EXERCISE: Only the lines from the one containing "What data populates" through the end of the entries should be repeated, exactly as they appear, first and last included.

Entries from a dataset:

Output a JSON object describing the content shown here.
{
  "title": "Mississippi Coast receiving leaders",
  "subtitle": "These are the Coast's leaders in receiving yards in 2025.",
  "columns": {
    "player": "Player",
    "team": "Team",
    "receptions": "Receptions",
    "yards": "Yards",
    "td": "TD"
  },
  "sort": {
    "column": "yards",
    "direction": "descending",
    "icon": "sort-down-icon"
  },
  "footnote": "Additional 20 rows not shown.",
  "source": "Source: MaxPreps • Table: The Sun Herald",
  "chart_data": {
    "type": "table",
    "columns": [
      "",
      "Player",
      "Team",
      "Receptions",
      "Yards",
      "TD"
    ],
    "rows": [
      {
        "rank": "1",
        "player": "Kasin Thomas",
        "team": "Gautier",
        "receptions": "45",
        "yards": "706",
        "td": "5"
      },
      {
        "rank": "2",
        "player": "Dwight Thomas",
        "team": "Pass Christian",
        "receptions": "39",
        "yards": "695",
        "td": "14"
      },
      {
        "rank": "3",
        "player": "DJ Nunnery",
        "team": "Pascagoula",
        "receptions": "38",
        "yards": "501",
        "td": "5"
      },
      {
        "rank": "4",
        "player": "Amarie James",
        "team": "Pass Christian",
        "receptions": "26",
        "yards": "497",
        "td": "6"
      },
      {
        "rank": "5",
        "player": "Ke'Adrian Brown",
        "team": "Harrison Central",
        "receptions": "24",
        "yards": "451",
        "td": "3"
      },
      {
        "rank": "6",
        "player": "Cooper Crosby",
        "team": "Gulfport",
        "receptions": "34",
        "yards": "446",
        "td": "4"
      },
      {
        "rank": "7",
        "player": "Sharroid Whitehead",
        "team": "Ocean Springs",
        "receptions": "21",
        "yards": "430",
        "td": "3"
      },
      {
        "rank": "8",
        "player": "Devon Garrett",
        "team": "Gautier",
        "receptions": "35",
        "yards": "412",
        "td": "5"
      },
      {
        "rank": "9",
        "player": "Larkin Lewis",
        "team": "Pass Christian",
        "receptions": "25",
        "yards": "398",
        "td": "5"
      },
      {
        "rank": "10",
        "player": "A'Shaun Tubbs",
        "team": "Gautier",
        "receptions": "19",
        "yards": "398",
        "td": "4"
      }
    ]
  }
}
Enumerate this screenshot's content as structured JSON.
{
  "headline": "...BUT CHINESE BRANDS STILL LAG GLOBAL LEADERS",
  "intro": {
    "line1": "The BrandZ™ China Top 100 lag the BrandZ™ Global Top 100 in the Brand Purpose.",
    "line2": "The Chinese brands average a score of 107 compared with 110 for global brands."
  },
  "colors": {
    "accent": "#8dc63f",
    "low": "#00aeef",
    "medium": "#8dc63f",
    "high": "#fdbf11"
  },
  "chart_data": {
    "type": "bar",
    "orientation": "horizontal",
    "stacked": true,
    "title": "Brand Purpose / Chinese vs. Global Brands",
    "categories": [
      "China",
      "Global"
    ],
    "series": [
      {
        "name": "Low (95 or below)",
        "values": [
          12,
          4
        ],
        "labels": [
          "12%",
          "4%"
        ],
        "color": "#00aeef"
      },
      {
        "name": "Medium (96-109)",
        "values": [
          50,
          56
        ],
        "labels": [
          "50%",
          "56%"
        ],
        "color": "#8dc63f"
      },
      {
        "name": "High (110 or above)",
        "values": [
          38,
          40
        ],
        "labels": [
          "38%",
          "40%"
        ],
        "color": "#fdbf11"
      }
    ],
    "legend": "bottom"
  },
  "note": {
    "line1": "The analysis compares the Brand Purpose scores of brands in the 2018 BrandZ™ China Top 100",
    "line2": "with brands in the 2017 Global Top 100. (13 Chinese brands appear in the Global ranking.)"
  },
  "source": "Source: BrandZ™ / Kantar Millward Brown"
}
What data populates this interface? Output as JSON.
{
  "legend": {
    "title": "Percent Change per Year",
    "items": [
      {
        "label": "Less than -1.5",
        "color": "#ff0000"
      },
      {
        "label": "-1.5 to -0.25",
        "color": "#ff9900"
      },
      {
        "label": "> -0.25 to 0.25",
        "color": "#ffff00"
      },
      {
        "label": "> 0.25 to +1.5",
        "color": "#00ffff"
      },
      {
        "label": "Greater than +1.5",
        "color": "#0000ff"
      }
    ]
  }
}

THE COMPLETED TASK:
What data populates this interface? Output as JSON.
{
  "legend": {
    "title": "Percent Change per Year",
    "items": [
      {
        "label": "Less than -1.5",
        "color": "#ff0000"
      },
      {
        "label": "-1.5 to -0.25",
        "color": "#ff9900"
      },
      {
        "label": "> -0.25 to 0.25",
        "color": "#ffff00"
      },
      {
        "label": "> 0.25 to +1.5",
        "color": "#00ffff"
      },
      {
        "label": "Greater than +1.5",
        "color": "#0000ff"
      }
    ]
  }
}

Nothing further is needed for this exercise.